**Exercise instructions:** Take the material and output all of it exactly.

====================

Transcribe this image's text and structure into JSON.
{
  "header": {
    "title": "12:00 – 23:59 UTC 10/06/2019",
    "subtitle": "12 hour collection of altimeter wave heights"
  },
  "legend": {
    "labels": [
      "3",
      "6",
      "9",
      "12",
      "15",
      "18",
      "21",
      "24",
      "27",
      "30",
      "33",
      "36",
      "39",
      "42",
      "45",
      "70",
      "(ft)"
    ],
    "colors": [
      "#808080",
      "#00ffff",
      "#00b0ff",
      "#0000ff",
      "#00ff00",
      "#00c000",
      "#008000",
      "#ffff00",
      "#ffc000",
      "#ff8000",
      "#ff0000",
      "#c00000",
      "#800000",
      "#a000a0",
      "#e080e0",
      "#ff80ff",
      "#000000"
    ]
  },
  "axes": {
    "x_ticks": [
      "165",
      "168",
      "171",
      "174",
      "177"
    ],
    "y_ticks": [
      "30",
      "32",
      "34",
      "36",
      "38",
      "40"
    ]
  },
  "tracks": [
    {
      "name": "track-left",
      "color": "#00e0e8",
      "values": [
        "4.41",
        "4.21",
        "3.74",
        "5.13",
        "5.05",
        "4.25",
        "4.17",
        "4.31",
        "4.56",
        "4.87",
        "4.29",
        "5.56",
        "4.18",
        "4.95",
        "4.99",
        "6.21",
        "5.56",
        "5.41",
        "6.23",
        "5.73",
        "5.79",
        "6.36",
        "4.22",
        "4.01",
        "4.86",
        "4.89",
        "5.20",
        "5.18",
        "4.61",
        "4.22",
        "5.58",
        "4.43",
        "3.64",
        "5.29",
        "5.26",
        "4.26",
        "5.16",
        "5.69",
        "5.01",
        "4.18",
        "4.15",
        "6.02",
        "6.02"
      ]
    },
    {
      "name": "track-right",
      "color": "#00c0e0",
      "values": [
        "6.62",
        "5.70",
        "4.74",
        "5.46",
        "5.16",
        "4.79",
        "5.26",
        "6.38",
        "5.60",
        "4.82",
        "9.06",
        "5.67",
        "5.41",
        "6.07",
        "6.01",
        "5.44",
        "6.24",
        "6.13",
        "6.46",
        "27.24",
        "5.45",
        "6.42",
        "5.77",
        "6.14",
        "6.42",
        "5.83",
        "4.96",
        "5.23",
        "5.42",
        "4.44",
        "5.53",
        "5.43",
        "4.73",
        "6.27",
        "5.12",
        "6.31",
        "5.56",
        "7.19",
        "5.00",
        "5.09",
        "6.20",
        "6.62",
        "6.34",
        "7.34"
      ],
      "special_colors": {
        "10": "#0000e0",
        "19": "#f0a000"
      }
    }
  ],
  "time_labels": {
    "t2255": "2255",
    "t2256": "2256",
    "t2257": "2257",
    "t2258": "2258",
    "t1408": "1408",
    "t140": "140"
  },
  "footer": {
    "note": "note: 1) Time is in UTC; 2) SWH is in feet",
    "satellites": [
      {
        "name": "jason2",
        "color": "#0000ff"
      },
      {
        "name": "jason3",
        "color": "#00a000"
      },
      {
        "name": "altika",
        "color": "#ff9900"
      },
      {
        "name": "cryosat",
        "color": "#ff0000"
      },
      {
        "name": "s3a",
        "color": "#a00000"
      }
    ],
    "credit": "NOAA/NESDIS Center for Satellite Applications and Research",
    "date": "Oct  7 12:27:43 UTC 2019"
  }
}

====================

**Response:**
Transcribe this image's text and structure into JSON.
{
  "header": {
    "title": "12:00 – 23:59 UTC 10/06/2019",
    "subtitle": "12 hour collection of altimeter wave heights"
  },
  "legend": {
    "labels": [
      "3",
      "6",
      "9",
      "12",
      "15",
      "18",
      "21",
      "24",
      "27",
      "30",
      "33",
      "36",
      "39",
      "42",
      "45",
      "70",
      "(ft)"
    ],
    "colors": [
      "#808080",
      "#00ffff",
      "#00b0ff",
      "#0000ff",
      "#00ff00",
      "#00c000",
      "#008000",
      "#ffff00",
      "#ffc000",
      "#ff8000",
      "#ff0000",
      "#c00000",
      "#800000",
      "#a000a0",
      "#e080e0",
      "#ff80ff",
      "#000000"
    ]
  },
  "axes": {
    "x_ticks": [
      "165",
      "168",
      "171",
      "174",
      "177"
    ],
    "y_ticks": [
      "30",
      "32",
      "34",
      "36",
      "38",
      "40"
    ]
  },
  "tracks": [
    {
      "name": "track-left",
      "color": "#00e0e8",
      "values": [
        "4.41",
        "4.21",
        "3.74",
        "5.13",
        "5.05",
        "4.25",
        "4.17",
        "4.31",
        "4.56",
        "4.87",
        "4.29",
        "5.56",
        "4.18",
        "4.95",
        "4.99",
        "6.21",
        "5.56",
        "5.41",
        "6.23",
        "5.73",
        "5.79",
        "6.36",
        "4.22",
        "4.01",
        "4.86",
        "4.89",
        "5.20",
        "5.18",
        "4.61",
        "4.22",
        "5.58",
        "4.43",
        "3.64",
        "5.29",
        "5.26",
        "4.26",
        "5.16",
        "5.69",
        "5.01",
        "4.18",
        "4.15",
        "6.02",
        "6.02"
      ]
    },
    {
      "name": "track-right",
      "color": "#00c0e0",
      "values": [
        "6.62",
        "5.70",
        "4.74",
        "5.46",
        "5.16",
        "4.79",
        "5.26",
        "6.38",
        "5.60",
        "4.82",
        "9.06",
        "5.67",
        "5.41",
        "6.07",
        "6.01",
        "5.44",
        "6.24",
        "6.13",
        "6.46",
        "27.24",
        "5.45",
        "6.42",
        "5.77",
        "6.14",
        "6.42",
        "5.83",
        "4.96",
        "5.23",
        "5.42",
        "4.44",
        "5.53",
        "5.43",
        "4.73",
        "6.27",
        "5.12",
        "6.31",
        "5.56",
        "7.19",
        "5.00",
        "5.09",
        "6.20",
        "6.62",
        "6.34",
        "7.34"
      ],
      "special_colors": {
        "10": "#0000e0",
        "19": "#f0a000"
      }
    }
  ],
  "time_labels": {
    "t2255": "2255",
    "t2256": "2256",
    "t2257": "2257",
    "t2258": "2258",
    "t1408": "1408",
    "t140": "140"
  },
  "footer": {
    "note": "note: 1) Time is in UTC; 2) SWH is in feet",
    "satellites": [
      {
        "name": "jason2",
        "color": "#0000ff"
      },
      {
        "name": "jason3",
        "color": "#00a000"
      },
      {
        "name": "altika",
        "color": "#ff9900"
      },
      {
        "name": "cryosat",
        "color": "#ff0000"
      },
      {
        "name": "s3a",
        "color": "#a00000"
      }
    ],
    "credit": "NOAA/NESDIS Center for Satellite Applications and Research",
    "date": "Oct  7 12:27:43 UTC 2019"
  }
}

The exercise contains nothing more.